* Data records *
_____
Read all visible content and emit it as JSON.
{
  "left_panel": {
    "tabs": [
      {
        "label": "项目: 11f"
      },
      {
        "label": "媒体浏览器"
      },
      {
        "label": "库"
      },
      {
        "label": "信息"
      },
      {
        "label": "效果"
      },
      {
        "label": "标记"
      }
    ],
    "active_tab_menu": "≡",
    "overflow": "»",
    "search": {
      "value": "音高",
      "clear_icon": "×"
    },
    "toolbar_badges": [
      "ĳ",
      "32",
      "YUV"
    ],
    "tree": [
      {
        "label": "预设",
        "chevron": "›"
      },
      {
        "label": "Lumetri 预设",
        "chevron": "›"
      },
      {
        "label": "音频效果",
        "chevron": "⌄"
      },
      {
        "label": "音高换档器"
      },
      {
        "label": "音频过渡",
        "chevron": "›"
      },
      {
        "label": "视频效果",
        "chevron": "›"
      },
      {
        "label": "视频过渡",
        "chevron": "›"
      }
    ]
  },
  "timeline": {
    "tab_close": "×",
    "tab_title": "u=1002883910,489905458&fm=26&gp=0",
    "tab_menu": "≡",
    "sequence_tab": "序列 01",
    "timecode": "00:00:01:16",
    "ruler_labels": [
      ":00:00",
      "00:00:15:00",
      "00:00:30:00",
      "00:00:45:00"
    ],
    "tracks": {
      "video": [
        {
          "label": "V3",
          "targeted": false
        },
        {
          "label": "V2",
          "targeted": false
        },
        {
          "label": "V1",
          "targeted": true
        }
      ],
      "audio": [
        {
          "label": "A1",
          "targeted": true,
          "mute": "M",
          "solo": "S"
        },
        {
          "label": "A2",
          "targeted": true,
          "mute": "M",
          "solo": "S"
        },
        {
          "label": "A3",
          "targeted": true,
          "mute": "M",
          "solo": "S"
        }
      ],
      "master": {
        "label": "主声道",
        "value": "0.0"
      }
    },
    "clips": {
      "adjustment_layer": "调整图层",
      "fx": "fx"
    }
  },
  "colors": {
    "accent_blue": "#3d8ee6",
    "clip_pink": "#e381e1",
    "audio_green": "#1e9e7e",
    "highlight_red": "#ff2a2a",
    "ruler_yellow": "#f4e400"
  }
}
_____
Extract each line from the listing above, please, and repeat it exactly.

* Task answer *
Read all visible content and emit it as JSON.
{
  "left_panel": {
    "tabs": [
      {
        "label": "项目: 11f"
      },
      {
        "label": "媒体浏览器"
      },
      {
        "label": "库"
      },
      {
        "label": "信息"
      },
      {
        "label": "效果"
      },
      {
        "label": "标记"
      }
    ],
    "active_tab_menu": "≡",
    "overflow": "»",
    "search": {
      "value": "音高",
      "clear_icon": "×"
    },
    "toolbar_badges": [
      "ĳ",
      "32",
      "YUV"
    ],
    "tree": [
      {
        "label": "预设",
        "chevron": "›"
      },
      {
        "label": "Lumetri 预设",
        "chevron": "›"
      },
      {
        "label": "音频效果",
        "chevron": "⌄"
      },
      {
        "label": "音高换档器"
      },
      {
        "label": "音频过渡",
        "chevron": "›"
      },
      {
        "label": "视频效果",
        "chevron": "›"
      },
      {
        "label": "视频过渡",
        "chevron": "›"
      }
    ]
  },
  "timeline": {
    "tab_close": "×",
    "tab_title": "u=1002883910,489905458&fm=26&gp=0",
    "tab_menu": "≡",
    "sequence_tab": "序列 01",
    "timecode": "00:00:01:16",
    "ruler_labels": [
      ":00:00",
      "00:00:15:00",
      "00:00:30:00",
      "00:00:45:00"
    ],
    "tracks": {
      "video": [
        {
          "label": "V3",
          "targeted": false
        },
        {
          "label": "V2",
          "targeted": false
        },
        {
          "label": "V1",
          "targeted": true
        }
      ],
      "audio": [
        {
          "label": "A1",
          "targeted": true,
          "mute": "M",
          "solo": "S"
        },
        {
          "label": "A2",
          "targeted": true,
          "mute": "M",
          "solo": "S"
        },
        {
          "label": "A3",
          "targeted": true,
          "mute": "M",
          "solo": "S"
        }
      ],
      "master": {
        "label": "主声道",
        "value": "0.0"
      }
    },
    "clips": {
      "adjustment_layer": "调整图层",
      "fx": "fx"
    }
  },
  "colors": {
    "accent_blue": "#3d8ee6",
    "clip_pink": "#e381e1",
    "audio_green": "#1e9e7e",
    "highlight_red": "#ff2a2a",
    "ruler_yellow": "#f4e400"
  }
}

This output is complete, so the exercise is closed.